** TASK STATEMENT **
All of the records below must be output exactly, with no pictures carried over.
+++ SUPPLIED DATA +++
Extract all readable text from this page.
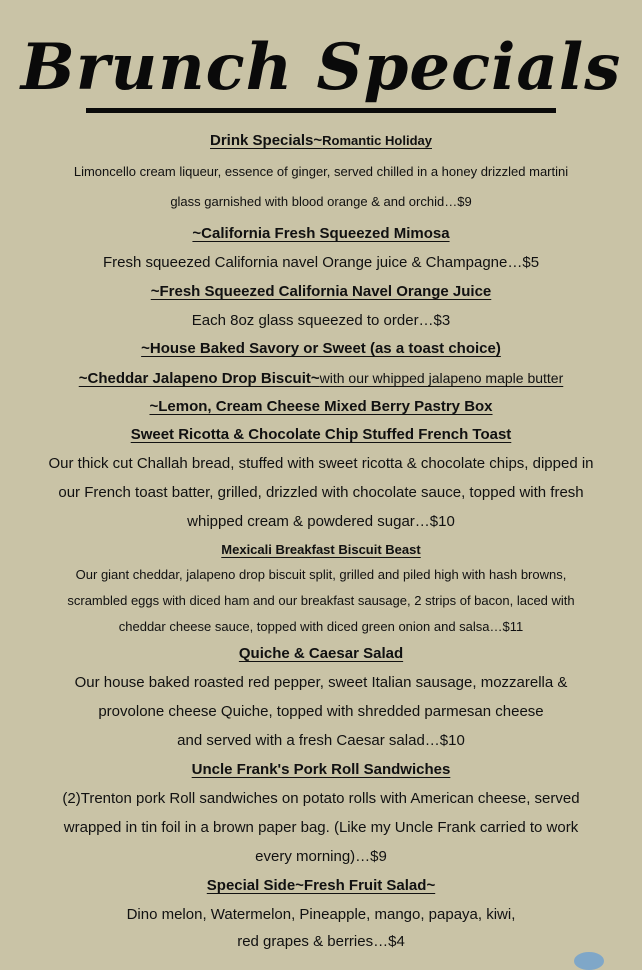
Brunch Specials
Drink Specials~Romantic Holiday
Limoncello cream liqueur, essence of ginger, served chilled in a honey drizzled martini
glass garnished with blood orange & and orchid…$9
~California Fresh Squeezed Mimosa
Fresh squeezed California navel Orange juice & Champagne…$5
~Fresh Squeezed California Navel Orange Juice
Each 8oz glass squeezed to order…$3
~House Baked Savory or Sweet (as a toast choice)
~Cheddar Jalapeno Drop Biscuit~with our whipped jalapeno maple butter
~Lemon, Cream Cheese Mixed Berry Pastry Box
Sweet Ricotta & Chocolate Chip Stuffed French Toast
Our thick cut Challah bread, stuffed with sweet ricotta & chocolate chips, dipped in
our French toast batter, grilled, drizzled with chocolate sauce, topped with fresh
whipped cream & powdered sugar…$10
Mexicali Breakfast Biscuit Beast
Our giant cheddar, jalapeno drop biscuit split, grilled and piled high with hash browns,
scrambled eggs with diced ham and our breakfast sausage, 2 strips of bacon, laced with
cheddar cheese sauce, topped with diced green onion and salsa…$11
Quiche & Caesar Salad
Our house baked roasted red pepper, sweet Italian sausage, mozzarella &
provolone cheese Quiche, topped with shredded parmesan cheese
and served with a fresh Caesar salad…$10
Uncle Frank's Pork Roll Sandwiches
(2)Trenton pork Roll sandwiches on potato rolls with American cheese, served
wrapped in tin foil in a brown paper bag. (Like my Uncle Frank carried to work
every morning)…$9
Special Side~Fresh Fruit Salad~
Dino melon, Watermelon, Pineapple, mango, papaya, kiwi,
red grapes & berries…$4
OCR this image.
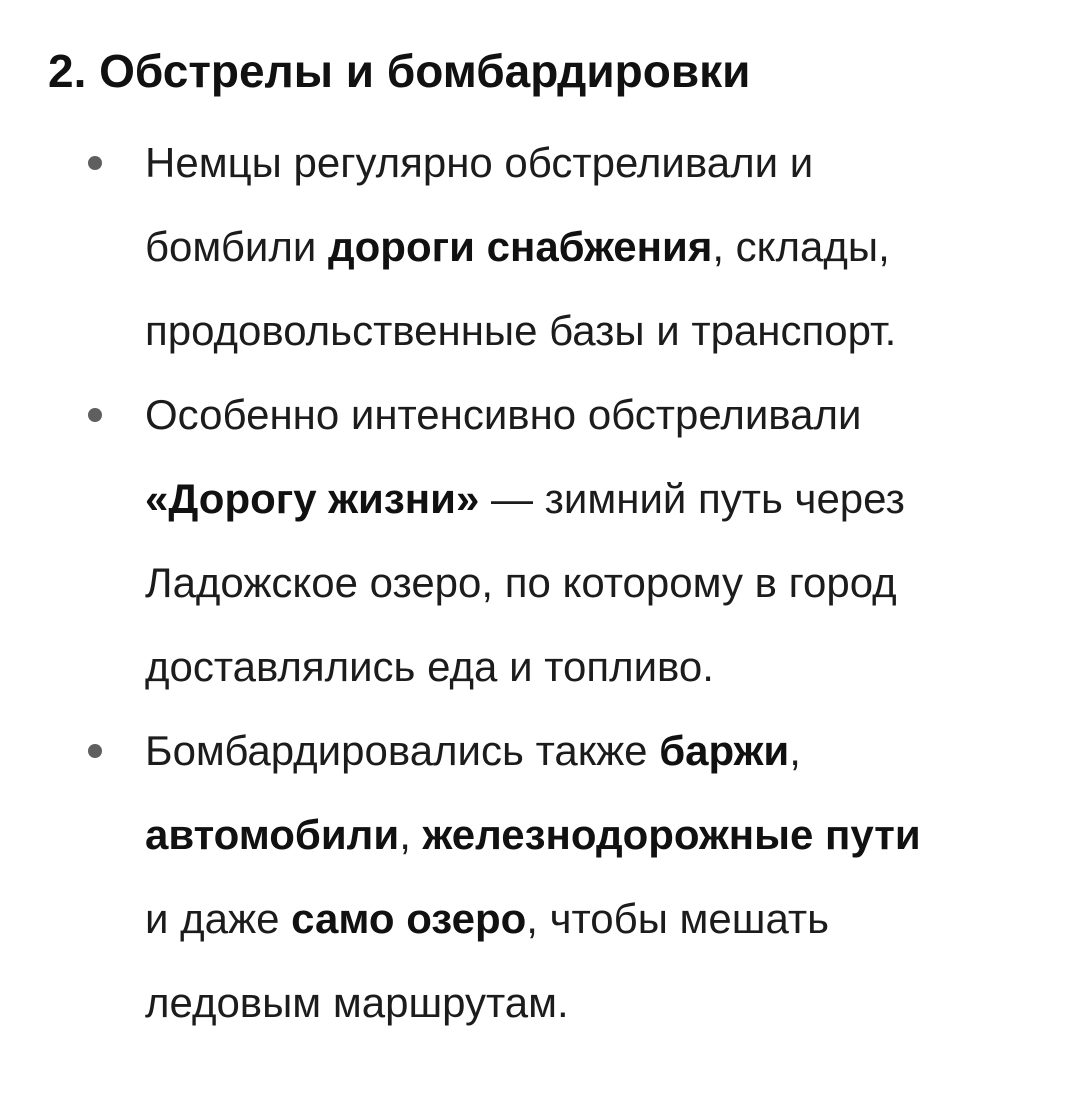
2. Обстрелы и бомбардировки
Немцы регулярно обстреливали и
бомбили дороги снабжения, склады,
продовольственные базы и транспорт.
Особенно интенсивно обстреливали
«Дорогу жизни» — зимний путь через
Ладожское озеро, по которому в город
доставлялись еда и топливо.
Бомбардировались также баржи,
автомобили, железнодорожные пути
и даже само озеро, чтобы мешать
ледовым маршрутам.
+++
** WRITTEN SOLUTION **
Extract all readable text from this page.
Brunch Specials
Drink Specials~Romantic Holiday
Limoncello cream liqueur, essence of ginger, served chilled in a honey drizzled martini
glass garnished with blood orange & and orchid…$9
~California Fresh Squeezed Mimosa
Fresh squeezed California navel Orange juice & Champagne…$5
~Fresh Squeezed California Navel Orange Juice
Each 8oz glass squeezed to order…$3
~House Baked Savory or Sweet (as a toast choice)
~Cheddar Jalapeno Drop Biscuit~with our whipped jalapeno maple butter
~Lemon, Cream Cheese Mixed Berry Pastry Box
Sweet Ricotta & Chocolate Chip Stuffed French Toast
Our thick cut Challah bread, stuffed with sweet ricotta & chocolate chips, dipped in
our French toast batter, grilled, drizzled with chocolate sauce, topped with fresh
whipped cream & powdered sugar…$10
Mexicali Breakfast Biscuit Beast
Our giant cheddar, jalapeno drop biscuit split, grilled and piled high with hash browns,
scrambled eggs with diced ham and our breakfast sausage, 2 strips of bacon, laced with
cheddar cheese sauce, topped with diced green onion and salsa…$11
Quiche & Caesar Salad
Our house baked roasted red pepper, sweet Italian sausage, mozzarella &
provolone cheese Quiche, topped with shredded parmesan cheese
and served with a fresh Caesar salad…$10
Uncle Frank's Pork Roll Sandwiches
(2)Trenton pork Roll sandwiches on potato rolls with American cheese, served
wrapped in tin foil in a brown paper bag. (Like my Uncle Frank carried to work
every morning)…$9
Special Side~Fresh Fruit Salad~
Dino melon, Watermelon, Pineapple, mango, papaya, kiwi,
red grapes & berries…$4
OCR this image.
2. Обстрелы и бомбардировки
Немцы регулярно обстреливали и
бомбили дороги снабжения, склады,
продовольственные базы и транспорт.
Особенно интенсивно обстреливали
«Дорогу жизни» — зимний путь через
Ладожское озеро, по которому в город
доставлялись еда и топливо.
Бомбардировались также баржи,
автомобили, железнодорожные пути
и даже само озеро, чтобы мешать
ледовым маршрутам.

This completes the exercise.